All lines holding the string "الحديث" are to be shown.
— Begin Working data —
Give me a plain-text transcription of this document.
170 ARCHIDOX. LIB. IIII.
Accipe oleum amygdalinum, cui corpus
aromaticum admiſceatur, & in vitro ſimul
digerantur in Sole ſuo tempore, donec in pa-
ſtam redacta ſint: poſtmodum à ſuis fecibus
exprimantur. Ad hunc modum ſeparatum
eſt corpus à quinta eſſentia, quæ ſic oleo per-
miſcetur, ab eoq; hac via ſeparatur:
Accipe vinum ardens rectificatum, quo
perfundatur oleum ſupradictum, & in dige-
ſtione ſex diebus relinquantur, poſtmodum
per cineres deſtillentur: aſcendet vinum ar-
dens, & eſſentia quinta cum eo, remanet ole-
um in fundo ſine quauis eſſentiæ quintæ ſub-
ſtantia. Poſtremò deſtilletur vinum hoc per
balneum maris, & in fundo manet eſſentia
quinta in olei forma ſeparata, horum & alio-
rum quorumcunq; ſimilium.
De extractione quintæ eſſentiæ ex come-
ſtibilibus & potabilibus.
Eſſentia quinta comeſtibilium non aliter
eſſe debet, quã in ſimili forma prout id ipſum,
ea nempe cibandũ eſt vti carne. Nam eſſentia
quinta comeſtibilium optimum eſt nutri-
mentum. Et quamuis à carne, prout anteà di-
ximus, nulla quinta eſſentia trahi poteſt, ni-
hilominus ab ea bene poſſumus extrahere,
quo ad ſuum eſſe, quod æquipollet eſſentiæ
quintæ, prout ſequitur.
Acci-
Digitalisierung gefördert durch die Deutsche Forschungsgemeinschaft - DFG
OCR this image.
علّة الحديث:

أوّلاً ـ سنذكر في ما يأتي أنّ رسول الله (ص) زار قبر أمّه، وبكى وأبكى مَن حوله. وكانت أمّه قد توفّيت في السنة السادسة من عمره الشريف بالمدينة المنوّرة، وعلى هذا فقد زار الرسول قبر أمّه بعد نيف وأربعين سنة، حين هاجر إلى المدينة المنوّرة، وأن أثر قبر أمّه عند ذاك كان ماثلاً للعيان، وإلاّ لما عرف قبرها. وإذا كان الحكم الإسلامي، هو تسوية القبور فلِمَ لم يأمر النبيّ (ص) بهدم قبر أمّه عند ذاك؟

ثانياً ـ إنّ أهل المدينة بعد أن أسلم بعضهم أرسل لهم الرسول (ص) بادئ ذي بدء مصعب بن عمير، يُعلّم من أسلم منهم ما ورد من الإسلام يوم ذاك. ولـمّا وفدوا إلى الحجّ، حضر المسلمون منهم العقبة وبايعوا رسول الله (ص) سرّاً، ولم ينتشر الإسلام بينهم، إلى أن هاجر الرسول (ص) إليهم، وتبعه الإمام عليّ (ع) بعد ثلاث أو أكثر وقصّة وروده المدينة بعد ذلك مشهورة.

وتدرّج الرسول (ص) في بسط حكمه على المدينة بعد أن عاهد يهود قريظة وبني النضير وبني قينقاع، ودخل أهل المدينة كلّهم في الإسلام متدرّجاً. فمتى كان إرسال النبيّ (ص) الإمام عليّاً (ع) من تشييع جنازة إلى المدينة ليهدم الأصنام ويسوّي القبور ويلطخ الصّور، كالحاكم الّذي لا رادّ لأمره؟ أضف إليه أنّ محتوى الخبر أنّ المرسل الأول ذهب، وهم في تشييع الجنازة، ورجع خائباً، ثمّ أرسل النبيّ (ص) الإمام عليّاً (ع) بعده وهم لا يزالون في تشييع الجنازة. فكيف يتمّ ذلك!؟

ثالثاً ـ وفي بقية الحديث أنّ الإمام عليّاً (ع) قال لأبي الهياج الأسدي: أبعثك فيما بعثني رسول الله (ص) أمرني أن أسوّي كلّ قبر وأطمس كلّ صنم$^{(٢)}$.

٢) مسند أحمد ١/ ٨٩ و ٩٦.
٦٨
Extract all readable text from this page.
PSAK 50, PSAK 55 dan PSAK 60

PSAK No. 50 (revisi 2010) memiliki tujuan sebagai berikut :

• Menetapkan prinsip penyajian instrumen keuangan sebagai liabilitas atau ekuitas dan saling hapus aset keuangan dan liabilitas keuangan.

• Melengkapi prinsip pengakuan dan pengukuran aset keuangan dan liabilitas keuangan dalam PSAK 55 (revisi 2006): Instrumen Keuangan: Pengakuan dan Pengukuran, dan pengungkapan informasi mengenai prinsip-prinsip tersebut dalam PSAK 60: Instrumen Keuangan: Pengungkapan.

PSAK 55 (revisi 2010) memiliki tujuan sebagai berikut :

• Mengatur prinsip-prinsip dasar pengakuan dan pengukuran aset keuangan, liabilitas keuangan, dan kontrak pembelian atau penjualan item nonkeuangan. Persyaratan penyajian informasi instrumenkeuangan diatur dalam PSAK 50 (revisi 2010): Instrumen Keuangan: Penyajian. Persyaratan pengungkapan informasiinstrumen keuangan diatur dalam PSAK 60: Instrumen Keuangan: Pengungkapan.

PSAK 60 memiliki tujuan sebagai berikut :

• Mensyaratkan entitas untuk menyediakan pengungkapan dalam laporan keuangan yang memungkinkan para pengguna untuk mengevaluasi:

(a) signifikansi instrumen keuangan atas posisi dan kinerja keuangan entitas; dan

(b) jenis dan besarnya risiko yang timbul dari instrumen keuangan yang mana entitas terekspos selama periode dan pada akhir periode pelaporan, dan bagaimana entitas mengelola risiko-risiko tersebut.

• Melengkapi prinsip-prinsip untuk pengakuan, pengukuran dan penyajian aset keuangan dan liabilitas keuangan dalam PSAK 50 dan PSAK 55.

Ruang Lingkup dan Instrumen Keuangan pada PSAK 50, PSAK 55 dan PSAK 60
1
— End Working data —
Written solution:
علّة الحديث:
ثالثاً ـ وفي بقية الحديث أنّ الإمام عليّاً (ع) قال لأبي الهياج الأسدي: أبعثك فيما بعثني رسول الله (ص) أمرني أن أسوّي كلّ قبر وأطمس كلّ صنم$^{(٢)}$.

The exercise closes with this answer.